**TASKS AND EXERCISES:**
1. From the text on tunnel fires, copy word for word the part from "Fires in long" to "of 1,832 degrees.".
2. Summarize the text on tunnel fires in two sentences.

[[ TEXT SHOWN, beginning ]]

Fires in long traffic tunnels are rare. But when they occur, they tend to burn long and hot, inflicting damage on the concrete walls that requires months of closure and costs millions of dollars in economic loss.
At least 40 people died in the March 24 fire in the Mont Blanc tunnel connecting France with Italy, which burned for two days and reached a temperature of 1,832 degrees.
When fire burned for 10 hours in the 31-mile tunnel connecting France and England in 1996, the concrete walls peeled away layer by layer like an onion, destroying entire portions of the 20-inch-thick concrete ring and leaving the chalky soil exposed in places. Repairs took six months. Tunnel closure caused an estimated loss of $1.5 million per day.
A researcher at MIT now believes he understands exactly what happens to concrete in extreme heat, a first step to being able to design a more fire-resistant concrete for use in tunnel walls.
In two papers published in the Journal of Engineering Mechanics last month and prompted by the 1996 fire in the tunnel under the English Channel (the Chunnel), Franz-Josef Ulm and two colleagues analyzed the failure of tunnel walls. They examined the mechanical properties of concrete at the molecular level and created a computer model to mimic the material's reaction to intense heat.

[[ TEXT SHOWN, end ]]
[[ RECORD EXCERPTS, beginning ]]

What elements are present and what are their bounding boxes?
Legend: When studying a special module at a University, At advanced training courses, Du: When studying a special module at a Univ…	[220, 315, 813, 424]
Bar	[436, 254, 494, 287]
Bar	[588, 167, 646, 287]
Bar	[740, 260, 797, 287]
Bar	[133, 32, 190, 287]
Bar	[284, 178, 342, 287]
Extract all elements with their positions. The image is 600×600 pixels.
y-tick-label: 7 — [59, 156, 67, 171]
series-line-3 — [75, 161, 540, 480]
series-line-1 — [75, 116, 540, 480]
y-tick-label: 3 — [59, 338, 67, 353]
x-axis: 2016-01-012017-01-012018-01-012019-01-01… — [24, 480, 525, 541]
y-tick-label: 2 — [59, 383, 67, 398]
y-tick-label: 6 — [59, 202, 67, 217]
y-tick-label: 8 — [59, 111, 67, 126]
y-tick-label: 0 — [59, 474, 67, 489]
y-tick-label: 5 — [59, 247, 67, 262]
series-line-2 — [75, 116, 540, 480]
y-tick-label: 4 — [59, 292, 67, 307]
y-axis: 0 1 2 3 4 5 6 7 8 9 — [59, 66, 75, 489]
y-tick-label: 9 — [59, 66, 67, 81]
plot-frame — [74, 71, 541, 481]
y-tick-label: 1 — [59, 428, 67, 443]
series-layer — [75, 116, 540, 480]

[[ RECORD EXCERPTS, end ]]

**SOLUTIONS BELOW:**
1.
Fires in long traffic tunnels are rare. But when they occur, they tend to burn long and hot, inflicting damage on the concrete walls that requires months of closure and costs millions of dollars in economic loss.
At least 40 people died in the March 24 fire in the Mont Blanc tunnel connecting France with Italy, which burned for two days and reached a temperature of 1,832 degrees.

2. Fires in long traffic tunnels are rare but burn long and hot, damaging concrete walls so badly that tunnels close for months, as when the 1996 fire in the tunnel between France and England took six months to repair. An MIT researcher believes he understands what happens to concrete in extreme heat, and Franz-Josef Ulm and two colleagues studied concrete at the molecular level and built a computer model of its reaction to intense heat.